[WHAT IS ASKED] Give only the count of lines containing "complexity".

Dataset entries
□ □ □ □ □ □ □

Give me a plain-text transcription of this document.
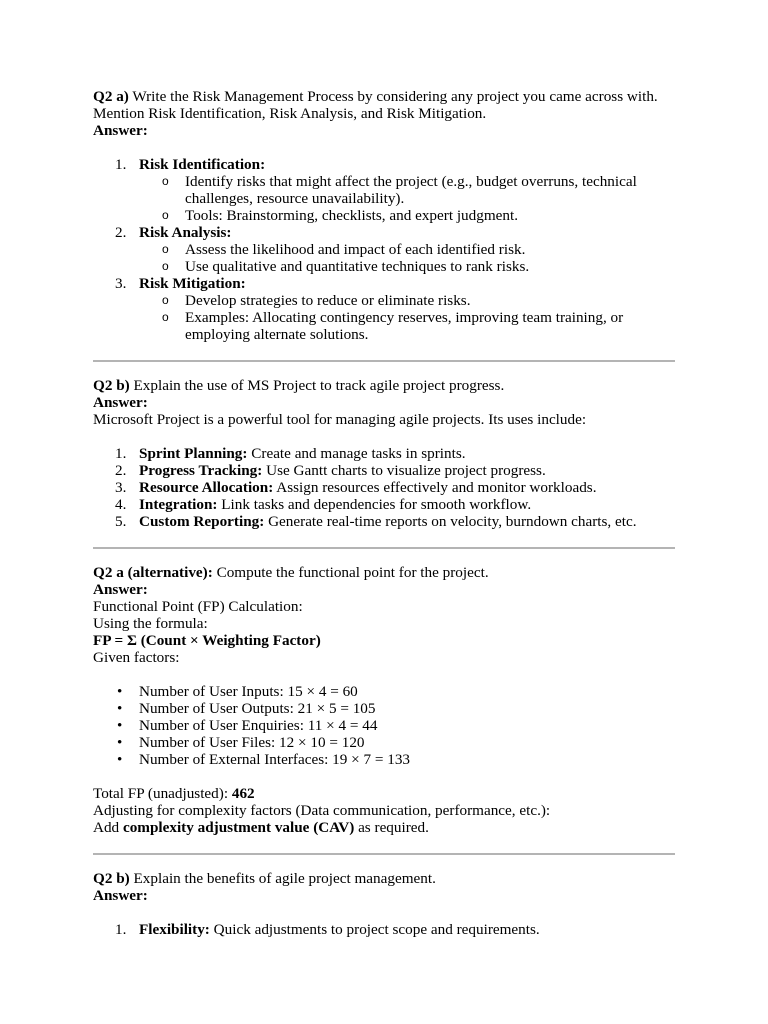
Q2 a) Write the Risk Management Process by considering any project you came across with.

Mention Risk Identification, Risk Analysis, and Risk Mitigation.

Answer:

1. Risk Identification:
o Identify risks that might affect the project (e.g., budget overruns, technical challenges, resource unavailability).
o Tools: Brainstorming, checklists, and expert judgment.
2. Risk Analysis:
o Assess the likelihood and impact of each identified risk.
o Use qualitative and quantitative techniques to rank risks.
3. Risk Mitigation:
o Develop strategies to reduce or eliminate risks.
o Examples: Allocating contingency reserves, improving team training, or employing alternate solutions.

Q2 b) Explain the use of MS Project to track agile project progress.

Answer:

Microsoft Project is a powerful tool for managing agile projects. Its uses include:

1. Sprint Planning: Create and manage tasks in sprints.
2. Progress Tracking: Use Gantt charts to visualize project progress.
3. Resource Allocation: Assign resources effectively and monitor workloads.
4. Integration: Link tasks and dependencies for smooth workflow.
5. Custom Reporting: Generate real-time reports on velocity, burndown charts, etc.

Q2 a (alternative): Compute the functional point for the project.

Answer:

Functional Point (FP) Calculation:

Using the formula:

FP = Σ (Count × Weighting Factor)

Given factors:

• Number of User Inputs: 15 × 4 = 60
• Number of User Outputs: 21 × 5 = 105
• Number of User Enquiries: 11 × 4 = 44
• Number of User Files: 12 × 10 = 120
• Number of External Interfaces: 19 × 7 = 133

Total FP (unadjusted): 462

Adjusting for complexity factors (Data communication, performance, etc.):

Add complexity adjustment value (CAV) as required.

Q2 b) Explain the benefits of agile project management.

Answer:

1. Flexibility: Quick adjustments to project scope and requirements.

□ □ □ □ □ □ □

[TASK SOLUTION] 2